Dataset items:
-- Begin --
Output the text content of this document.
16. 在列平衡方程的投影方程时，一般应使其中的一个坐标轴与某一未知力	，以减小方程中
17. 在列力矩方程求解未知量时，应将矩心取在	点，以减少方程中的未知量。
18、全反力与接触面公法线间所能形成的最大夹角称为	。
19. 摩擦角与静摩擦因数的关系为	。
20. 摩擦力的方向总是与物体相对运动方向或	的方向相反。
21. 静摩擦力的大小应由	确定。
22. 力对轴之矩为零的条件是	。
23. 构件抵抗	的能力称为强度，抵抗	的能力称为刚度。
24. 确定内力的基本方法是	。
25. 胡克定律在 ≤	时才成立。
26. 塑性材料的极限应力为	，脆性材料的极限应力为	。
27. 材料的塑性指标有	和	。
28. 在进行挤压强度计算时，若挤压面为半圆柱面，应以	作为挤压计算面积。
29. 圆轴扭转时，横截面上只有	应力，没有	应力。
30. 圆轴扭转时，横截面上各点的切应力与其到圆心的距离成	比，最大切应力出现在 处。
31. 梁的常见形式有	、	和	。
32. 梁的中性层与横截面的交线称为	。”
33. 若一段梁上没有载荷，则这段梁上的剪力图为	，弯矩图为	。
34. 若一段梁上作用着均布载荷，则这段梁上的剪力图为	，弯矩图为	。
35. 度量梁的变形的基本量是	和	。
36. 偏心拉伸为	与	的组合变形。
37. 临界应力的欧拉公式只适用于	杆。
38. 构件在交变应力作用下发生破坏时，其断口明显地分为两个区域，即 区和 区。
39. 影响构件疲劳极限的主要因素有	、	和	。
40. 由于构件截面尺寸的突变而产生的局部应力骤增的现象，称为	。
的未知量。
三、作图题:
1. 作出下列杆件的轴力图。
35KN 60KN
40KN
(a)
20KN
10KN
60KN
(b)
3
-- End --
### Instruction
Retype the entries exactly, including every line.

### Exercise response
Output the text content of this document.
16. 在列平衡方程的投影方程时，一般应使其中的一个坐标轴与某一未知力	，以减小方程中
17. 在列力矩方程求解未知量时，应将矩心取在	点，以减少方程中的未知量。
18、全反力与接触面公法线间所能形成的最大夹角称为	。
19. 摩擦角与静摩擦因数的关系为	。
20. 摩擦力的方向总是与物体相对运动方向或	的方向相反。
21. 静摩擦力的大小应由	确定。
22. 力对轴之矩为零的条件是	。
23. 构件抵抗	的能力称为强度，抵抗	的能力称为刚度。
24. 确定内力的基本方法是	。
25. 胡克定律在 ≤	时才成立。
26. 塑性材料的极限应力为	，脆性材料的极限应力为	。
27. 材料的塑性指标有	和	。
28. 在进行挤压强度计算时，若挤压面为半圆柱面，应以	作为挤压计算面积。
29. 圆轴扭转时，横截面上只有	应力，没有	应力。
30. 圆轴扭转时，横截面上各点的切应力与其到圆心的距离成	比，最大切应力出现在 处。
31. 梁的常见形式有	、	和	。
32. 梁的中性层与横截面的交线称为	。”
33. 若一段梁上没有载荷，则这段梁上的剪力图为	，弯矩图为	。
34. 若一段梁上作用着均布载荷，则这段梁上的剪力图为	，弯矩图为	。
35. 度量梁的变形的基本量是	和	。
36. 偏心拉伸为	与	的组合变形。
37. 临界应力的欧拉公式只适用于	杆。
38. 构件在交变应力作用下发生破坏时，其断口明显地分为两个区域，即 区和 区。
39. 影响构件疲劳极限的主要因素有	、	和	。
40. 由于构件截面尺寸的突变而产生的局部应力骤增的现象，称为	。
的未知量。
三、作图题:
1. 作出下列杆件的轴力图。
35KN 60KN
40KN
(a)
20KN
10KN
60KN
(b)
3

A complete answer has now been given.